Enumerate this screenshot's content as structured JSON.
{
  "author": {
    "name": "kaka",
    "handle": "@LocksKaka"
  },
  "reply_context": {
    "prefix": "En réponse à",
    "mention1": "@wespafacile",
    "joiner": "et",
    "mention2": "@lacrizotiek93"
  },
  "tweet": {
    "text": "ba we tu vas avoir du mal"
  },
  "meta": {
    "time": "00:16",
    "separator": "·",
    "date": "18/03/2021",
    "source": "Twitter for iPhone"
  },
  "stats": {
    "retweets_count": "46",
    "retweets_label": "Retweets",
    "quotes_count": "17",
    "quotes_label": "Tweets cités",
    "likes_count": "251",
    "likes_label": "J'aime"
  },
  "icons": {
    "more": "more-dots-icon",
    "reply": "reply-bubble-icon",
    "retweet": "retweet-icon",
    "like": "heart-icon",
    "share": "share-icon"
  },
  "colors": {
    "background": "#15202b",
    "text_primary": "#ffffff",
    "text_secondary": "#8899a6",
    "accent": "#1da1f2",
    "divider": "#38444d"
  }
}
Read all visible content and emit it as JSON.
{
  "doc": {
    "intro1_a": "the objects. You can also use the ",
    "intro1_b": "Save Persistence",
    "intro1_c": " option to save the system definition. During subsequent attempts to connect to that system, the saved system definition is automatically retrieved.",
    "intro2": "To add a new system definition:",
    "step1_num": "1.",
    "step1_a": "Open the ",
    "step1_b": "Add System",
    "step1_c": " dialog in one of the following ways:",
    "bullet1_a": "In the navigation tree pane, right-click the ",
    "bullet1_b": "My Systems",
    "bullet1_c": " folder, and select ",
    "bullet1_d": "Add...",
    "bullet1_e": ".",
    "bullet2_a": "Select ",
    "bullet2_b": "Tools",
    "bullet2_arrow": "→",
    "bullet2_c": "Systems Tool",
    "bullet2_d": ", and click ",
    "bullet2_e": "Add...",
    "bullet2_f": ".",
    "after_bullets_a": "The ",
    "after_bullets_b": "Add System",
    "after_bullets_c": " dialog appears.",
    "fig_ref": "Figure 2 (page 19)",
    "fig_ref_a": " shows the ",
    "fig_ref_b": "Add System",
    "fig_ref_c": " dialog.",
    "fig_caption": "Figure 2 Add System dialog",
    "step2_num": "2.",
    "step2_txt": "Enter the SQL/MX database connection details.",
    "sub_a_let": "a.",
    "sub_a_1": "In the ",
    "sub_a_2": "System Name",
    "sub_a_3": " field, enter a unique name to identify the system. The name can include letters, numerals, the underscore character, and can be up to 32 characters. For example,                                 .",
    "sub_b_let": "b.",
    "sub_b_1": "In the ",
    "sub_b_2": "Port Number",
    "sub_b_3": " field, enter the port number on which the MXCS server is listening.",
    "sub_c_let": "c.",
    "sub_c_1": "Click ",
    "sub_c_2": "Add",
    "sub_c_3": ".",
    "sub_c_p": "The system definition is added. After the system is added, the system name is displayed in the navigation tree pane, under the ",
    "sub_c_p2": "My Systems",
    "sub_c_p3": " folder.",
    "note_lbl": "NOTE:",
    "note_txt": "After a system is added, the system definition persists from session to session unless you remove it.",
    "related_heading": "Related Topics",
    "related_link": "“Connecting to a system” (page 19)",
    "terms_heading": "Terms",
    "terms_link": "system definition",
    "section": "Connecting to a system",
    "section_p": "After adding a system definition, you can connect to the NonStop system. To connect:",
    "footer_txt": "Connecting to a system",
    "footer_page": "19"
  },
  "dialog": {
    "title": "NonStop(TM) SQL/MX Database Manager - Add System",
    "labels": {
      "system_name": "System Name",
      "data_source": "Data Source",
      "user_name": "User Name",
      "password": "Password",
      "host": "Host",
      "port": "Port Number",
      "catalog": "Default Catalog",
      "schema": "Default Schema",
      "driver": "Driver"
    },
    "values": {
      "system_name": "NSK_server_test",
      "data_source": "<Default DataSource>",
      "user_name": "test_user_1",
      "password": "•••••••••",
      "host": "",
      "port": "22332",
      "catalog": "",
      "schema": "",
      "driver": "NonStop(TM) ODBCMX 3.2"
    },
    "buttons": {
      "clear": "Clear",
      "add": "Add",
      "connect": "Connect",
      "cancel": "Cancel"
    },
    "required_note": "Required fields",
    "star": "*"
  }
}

○ ○ ○ ○

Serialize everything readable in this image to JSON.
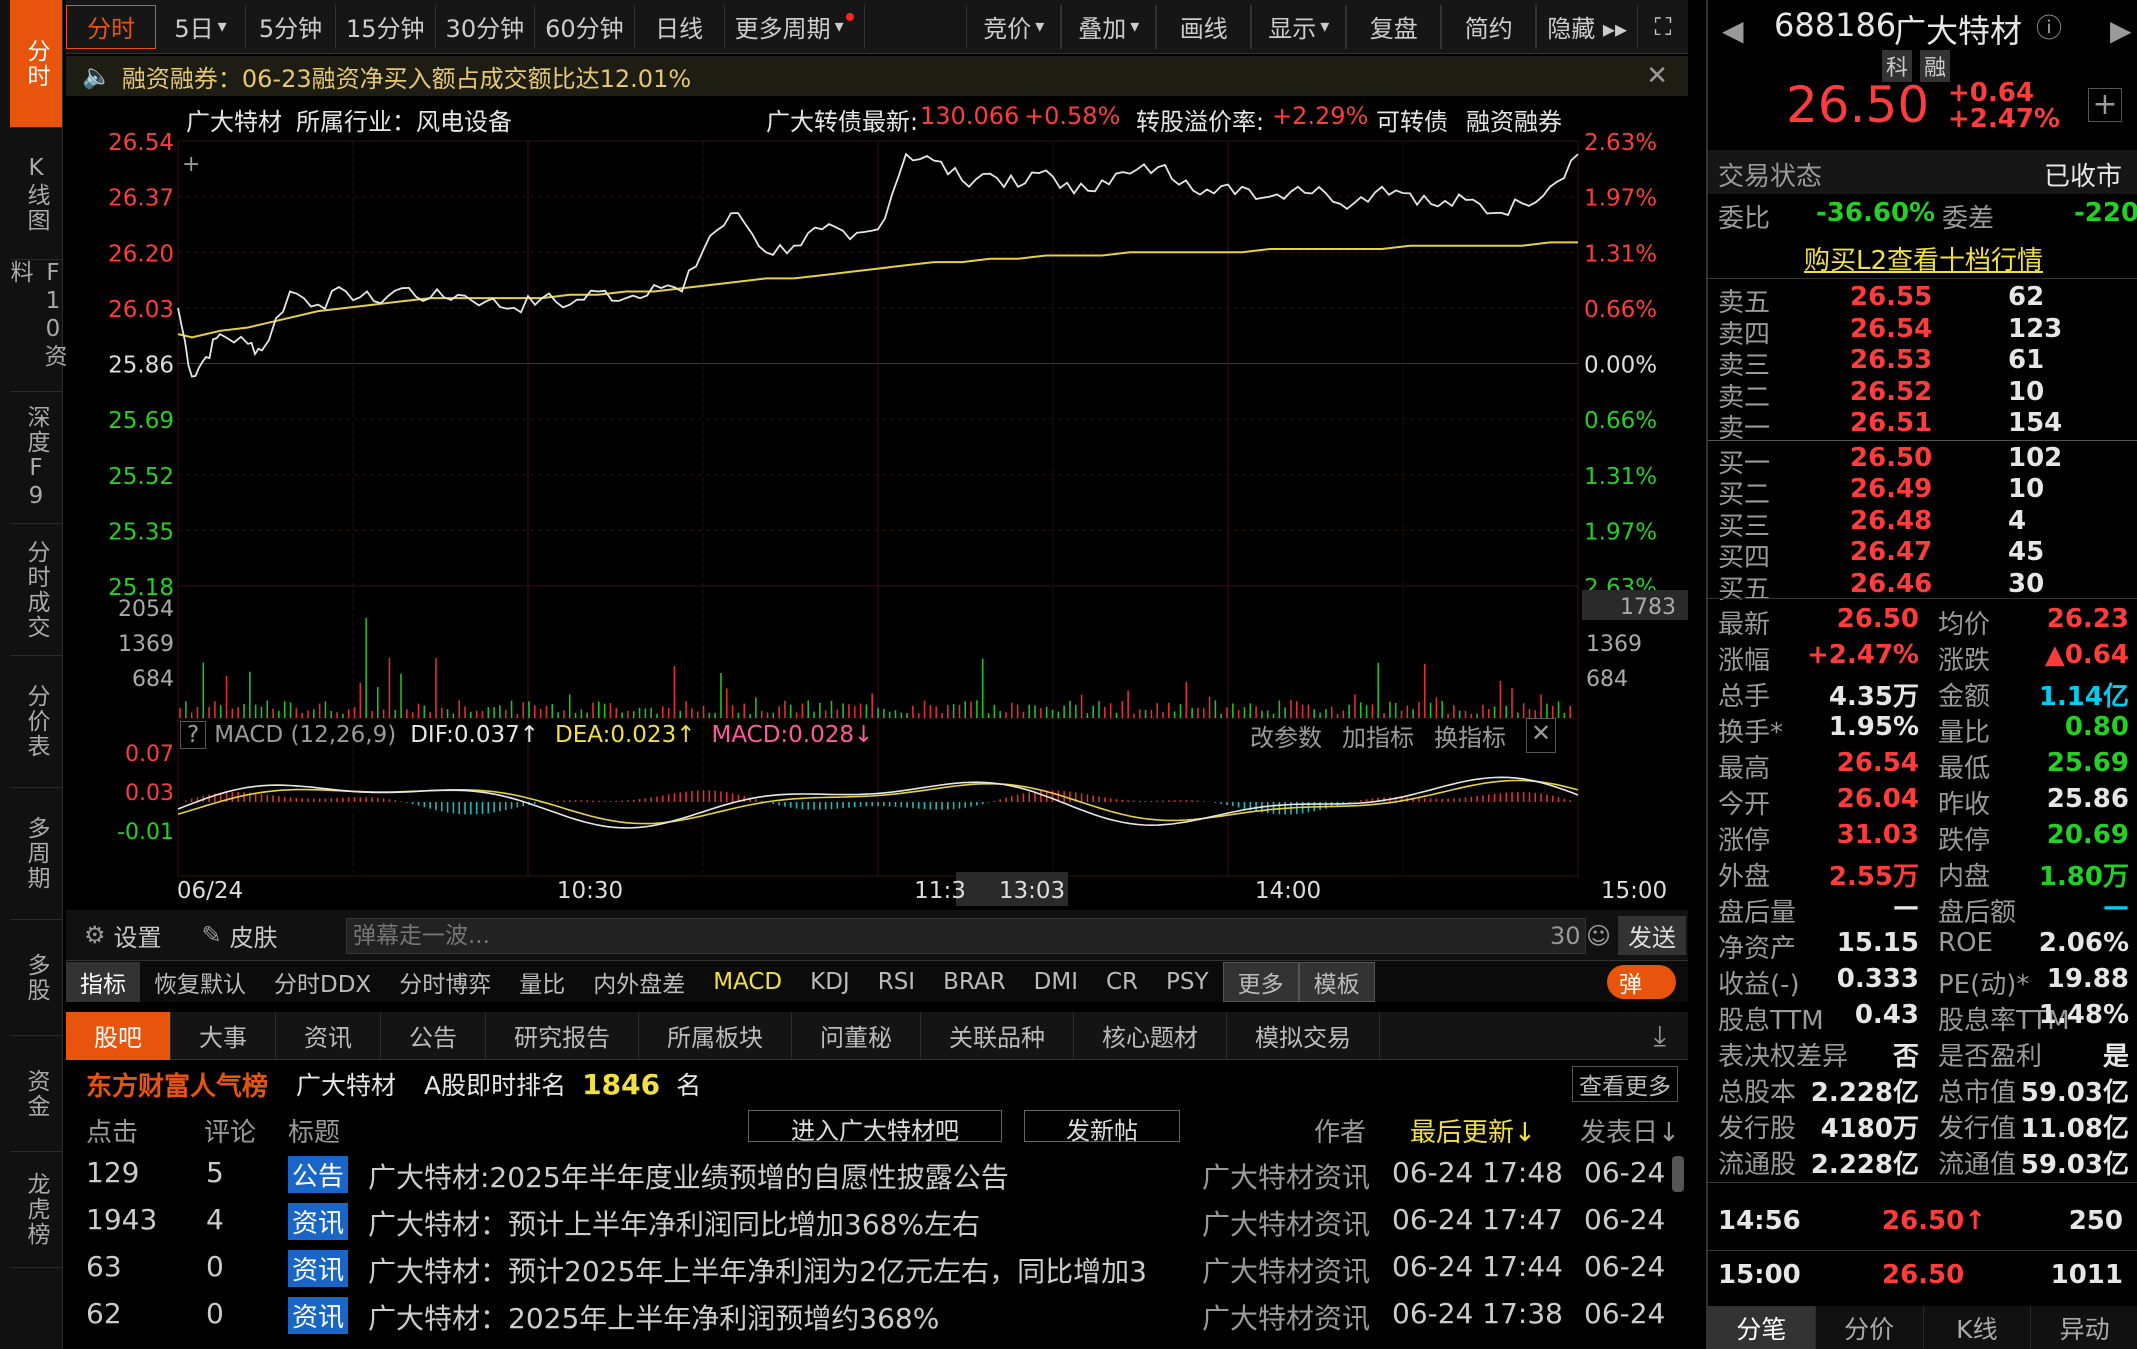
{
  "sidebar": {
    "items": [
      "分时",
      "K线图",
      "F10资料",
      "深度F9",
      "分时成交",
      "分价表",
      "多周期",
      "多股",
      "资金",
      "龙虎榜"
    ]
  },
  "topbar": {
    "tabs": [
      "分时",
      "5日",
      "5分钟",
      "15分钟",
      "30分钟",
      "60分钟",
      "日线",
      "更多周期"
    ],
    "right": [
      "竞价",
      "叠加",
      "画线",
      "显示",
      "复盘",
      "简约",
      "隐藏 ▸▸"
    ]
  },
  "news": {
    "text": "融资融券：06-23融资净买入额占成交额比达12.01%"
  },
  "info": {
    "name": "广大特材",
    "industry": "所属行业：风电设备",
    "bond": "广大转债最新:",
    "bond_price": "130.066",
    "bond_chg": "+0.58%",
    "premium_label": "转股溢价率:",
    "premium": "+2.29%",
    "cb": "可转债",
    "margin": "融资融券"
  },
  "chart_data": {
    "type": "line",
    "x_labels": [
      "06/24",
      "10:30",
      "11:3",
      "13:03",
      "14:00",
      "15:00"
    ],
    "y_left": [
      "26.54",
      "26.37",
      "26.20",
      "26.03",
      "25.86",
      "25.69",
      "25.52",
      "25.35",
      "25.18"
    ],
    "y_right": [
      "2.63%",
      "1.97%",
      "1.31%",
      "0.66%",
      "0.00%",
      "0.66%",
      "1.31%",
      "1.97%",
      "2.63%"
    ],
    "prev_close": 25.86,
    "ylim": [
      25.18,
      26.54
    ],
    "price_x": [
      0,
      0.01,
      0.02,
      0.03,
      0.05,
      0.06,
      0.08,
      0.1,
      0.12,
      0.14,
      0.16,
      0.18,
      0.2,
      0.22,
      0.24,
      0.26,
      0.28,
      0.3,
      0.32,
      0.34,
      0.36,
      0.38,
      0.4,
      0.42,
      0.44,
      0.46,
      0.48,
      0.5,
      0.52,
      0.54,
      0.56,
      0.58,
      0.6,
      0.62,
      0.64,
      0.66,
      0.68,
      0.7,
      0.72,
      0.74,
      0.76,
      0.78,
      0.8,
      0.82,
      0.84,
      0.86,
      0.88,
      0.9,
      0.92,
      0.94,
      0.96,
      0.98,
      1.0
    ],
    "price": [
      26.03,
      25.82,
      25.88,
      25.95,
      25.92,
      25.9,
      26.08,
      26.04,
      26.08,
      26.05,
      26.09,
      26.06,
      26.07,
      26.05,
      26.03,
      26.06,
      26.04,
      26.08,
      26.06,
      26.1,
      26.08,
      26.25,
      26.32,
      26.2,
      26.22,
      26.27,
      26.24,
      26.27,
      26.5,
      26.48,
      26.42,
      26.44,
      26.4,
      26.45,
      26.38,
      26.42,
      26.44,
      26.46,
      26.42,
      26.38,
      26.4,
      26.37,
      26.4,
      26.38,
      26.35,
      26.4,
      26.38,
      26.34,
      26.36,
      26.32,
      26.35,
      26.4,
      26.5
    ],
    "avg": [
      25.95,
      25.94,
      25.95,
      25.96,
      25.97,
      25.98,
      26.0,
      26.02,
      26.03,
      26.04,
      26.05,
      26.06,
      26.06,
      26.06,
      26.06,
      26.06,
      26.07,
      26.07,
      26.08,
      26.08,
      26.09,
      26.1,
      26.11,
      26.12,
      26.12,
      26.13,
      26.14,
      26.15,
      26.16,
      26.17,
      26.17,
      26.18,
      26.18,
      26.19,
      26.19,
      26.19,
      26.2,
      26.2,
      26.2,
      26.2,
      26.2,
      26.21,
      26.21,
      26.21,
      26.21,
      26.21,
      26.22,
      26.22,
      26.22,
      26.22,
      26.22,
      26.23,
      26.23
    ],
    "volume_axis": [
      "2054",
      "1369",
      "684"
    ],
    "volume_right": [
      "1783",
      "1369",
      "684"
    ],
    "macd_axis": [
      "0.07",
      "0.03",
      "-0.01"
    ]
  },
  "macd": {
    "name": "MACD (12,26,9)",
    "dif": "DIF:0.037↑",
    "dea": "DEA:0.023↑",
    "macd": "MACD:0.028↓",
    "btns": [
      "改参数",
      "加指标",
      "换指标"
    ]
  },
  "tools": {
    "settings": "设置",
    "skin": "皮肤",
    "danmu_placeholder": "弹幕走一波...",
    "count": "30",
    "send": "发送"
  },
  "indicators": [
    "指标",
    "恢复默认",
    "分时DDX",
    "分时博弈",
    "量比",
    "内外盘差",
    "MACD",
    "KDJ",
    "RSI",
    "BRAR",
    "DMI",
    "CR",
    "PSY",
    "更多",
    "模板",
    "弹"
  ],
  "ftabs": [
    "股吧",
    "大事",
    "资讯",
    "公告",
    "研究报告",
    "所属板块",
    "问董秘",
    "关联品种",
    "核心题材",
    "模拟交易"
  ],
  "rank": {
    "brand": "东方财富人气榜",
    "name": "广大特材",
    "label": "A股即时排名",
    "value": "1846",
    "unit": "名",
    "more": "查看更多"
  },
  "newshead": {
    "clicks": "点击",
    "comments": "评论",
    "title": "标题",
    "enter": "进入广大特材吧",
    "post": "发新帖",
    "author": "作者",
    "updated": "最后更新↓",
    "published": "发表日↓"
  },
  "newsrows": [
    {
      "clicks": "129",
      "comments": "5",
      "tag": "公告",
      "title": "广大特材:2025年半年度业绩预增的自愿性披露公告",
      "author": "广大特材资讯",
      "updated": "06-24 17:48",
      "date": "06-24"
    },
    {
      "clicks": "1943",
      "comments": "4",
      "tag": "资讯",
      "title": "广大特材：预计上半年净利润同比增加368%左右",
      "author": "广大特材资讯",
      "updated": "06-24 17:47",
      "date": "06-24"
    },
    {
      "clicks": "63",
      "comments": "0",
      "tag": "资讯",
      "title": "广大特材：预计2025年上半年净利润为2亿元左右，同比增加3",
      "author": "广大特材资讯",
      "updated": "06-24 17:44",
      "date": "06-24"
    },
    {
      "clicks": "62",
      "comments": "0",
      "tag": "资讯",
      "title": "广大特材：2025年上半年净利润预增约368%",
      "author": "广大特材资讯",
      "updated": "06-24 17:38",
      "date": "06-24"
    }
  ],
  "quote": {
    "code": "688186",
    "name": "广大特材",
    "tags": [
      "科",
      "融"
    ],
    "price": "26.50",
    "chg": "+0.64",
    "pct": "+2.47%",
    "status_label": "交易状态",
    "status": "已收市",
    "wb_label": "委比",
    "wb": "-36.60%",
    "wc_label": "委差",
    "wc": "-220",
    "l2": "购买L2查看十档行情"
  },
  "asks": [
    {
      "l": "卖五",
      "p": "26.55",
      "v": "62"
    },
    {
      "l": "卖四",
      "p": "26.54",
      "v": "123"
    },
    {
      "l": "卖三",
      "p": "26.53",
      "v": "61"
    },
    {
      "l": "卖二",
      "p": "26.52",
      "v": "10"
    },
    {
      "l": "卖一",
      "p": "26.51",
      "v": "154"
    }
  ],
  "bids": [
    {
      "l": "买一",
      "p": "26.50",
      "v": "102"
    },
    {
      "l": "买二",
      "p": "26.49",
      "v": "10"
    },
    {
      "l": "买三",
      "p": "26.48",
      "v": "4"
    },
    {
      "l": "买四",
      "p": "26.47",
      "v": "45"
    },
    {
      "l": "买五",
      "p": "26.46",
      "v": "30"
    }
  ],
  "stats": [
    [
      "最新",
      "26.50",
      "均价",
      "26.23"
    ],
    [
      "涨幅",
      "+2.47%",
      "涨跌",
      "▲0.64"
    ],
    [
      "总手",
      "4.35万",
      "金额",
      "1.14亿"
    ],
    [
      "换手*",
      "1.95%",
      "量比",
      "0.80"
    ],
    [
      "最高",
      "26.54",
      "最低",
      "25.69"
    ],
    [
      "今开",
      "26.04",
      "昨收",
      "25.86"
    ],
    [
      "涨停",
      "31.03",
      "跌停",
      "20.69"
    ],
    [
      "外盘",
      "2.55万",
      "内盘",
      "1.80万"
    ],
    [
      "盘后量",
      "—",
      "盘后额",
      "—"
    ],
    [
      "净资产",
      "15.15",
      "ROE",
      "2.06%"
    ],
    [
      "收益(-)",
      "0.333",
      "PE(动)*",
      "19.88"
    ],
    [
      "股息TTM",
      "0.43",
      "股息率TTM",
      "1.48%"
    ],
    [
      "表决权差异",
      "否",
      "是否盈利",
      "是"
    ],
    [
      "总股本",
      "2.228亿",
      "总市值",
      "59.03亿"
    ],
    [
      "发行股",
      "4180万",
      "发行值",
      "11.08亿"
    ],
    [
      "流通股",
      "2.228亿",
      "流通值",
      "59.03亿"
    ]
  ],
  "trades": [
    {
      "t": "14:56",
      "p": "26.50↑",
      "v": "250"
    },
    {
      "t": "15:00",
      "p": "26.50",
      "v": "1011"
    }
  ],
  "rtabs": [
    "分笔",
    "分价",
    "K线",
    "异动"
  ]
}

○ ○ ○ ○

→ Challenge:
Go through the preceding material and copy each line that has the word "tree".

→ Solved problem:
    "bullet1_a": "In the navigation tree pane, right-click the ",
    "sub_c_p": "The system definition is added. After the system is added, the system name is displayed in the navigation tree pane, under the ",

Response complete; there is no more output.